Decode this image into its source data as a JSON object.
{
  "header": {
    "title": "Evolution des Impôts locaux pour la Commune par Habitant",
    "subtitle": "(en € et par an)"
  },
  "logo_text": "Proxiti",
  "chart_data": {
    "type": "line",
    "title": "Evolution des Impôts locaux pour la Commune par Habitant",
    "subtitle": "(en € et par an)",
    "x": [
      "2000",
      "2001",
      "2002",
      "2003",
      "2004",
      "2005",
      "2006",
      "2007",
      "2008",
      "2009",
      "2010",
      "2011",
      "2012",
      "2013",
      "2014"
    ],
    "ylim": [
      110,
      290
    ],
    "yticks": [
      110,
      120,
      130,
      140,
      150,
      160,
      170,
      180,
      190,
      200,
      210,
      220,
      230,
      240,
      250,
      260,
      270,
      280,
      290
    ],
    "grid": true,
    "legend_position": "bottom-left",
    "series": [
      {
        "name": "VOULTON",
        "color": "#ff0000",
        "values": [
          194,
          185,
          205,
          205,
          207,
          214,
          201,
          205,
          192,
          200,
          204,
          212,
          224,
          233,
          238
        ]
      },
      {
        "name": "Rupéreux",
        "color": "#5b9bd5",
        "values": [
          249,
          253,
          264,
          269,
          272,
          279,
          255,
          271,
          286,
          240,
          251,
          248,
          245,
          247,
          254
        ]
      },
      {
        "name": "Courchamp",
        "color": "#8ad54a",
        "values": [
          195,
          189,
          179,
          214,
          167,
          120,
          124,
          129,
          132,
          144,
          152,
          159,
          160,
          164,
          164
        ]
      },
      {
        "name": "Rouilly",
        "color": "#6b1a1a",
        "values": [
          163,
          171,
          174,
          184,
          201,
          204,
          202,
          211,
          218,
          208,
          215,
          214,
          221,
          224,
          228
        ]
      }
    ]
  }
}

○ ○ ○ ○

TASK REQUIREMENTS: Please quote the data above in full, with no line missing.

RESPONSE BELOW:
Decode this image into its source data as a JSON object.
{
  "header": {
    "title": "Evolution des Impôts locaux pour la Commune par Habitant",
    "subtitle": "(en € et par an)"
  },
  "logo_text": "Proxiti",
  "chart_data": {
    "type": "line",
    "title": "Evolution des Impôts locaux pour la Commune par Habitant",
    "subtitle": "(en € et par an)",
    "x": [
      "2000",
      "2001",
      "2002",
      "2003",
      "2004",
      "2005",
      "2006",
      "2007",
      "2008",
      "2009",
      "2010",
      "2011",
      "2012",
      "2013",
      "2014"
    ],
    "ylim": [
      110,
      290
    ],
    "yticks": [
      110,
      120,
      130,
      140,
      150,
      160,
      170,
      180,
      190,
      200,
      210,
      220,
      230,
      240,
      250,
      260,
      270,
      280,
      290
    ],
    "grid": true,
    "legend_position": "bottom-left",
    "series": [
      {
        "name": "VOULTON",
        "color": "#ff0000",
        "values": [
          194,
          185,
          205,
          205,
          207,
          214,
          201,
          205,
          192,
          200,
          204,
          212,
          224,
          233,
          238
        ]
      },
      {
        "name": "Rupéreux",
        "color": "#5b9bd5",
        "values": [
          249,
          253,
          264,
          269,
          272,
          279,
          255,
          271,
          286,
          240,
          251,
          248,
          245,
          247,
          254
        ]
      },
      {
        "name": "Courchamp",
        "color": "#8ad54a",
        "values": [
          195,
          189,
          179,
          214,
          167,
          120,
          124,
          129,
          132,
          144,
          152,
          159,
          160,
          164,
          164
        ]
      },
      {
        "name": "Rouilly",
        "color": "#6b1a1a",
        "values": [
          163,
          171,
          174,
          184,
          201,
          204,
          202,
          211,
          218,
          208,
          215,
          214,
          221,
          224,
          228
        ]
      }
    ]
  }
}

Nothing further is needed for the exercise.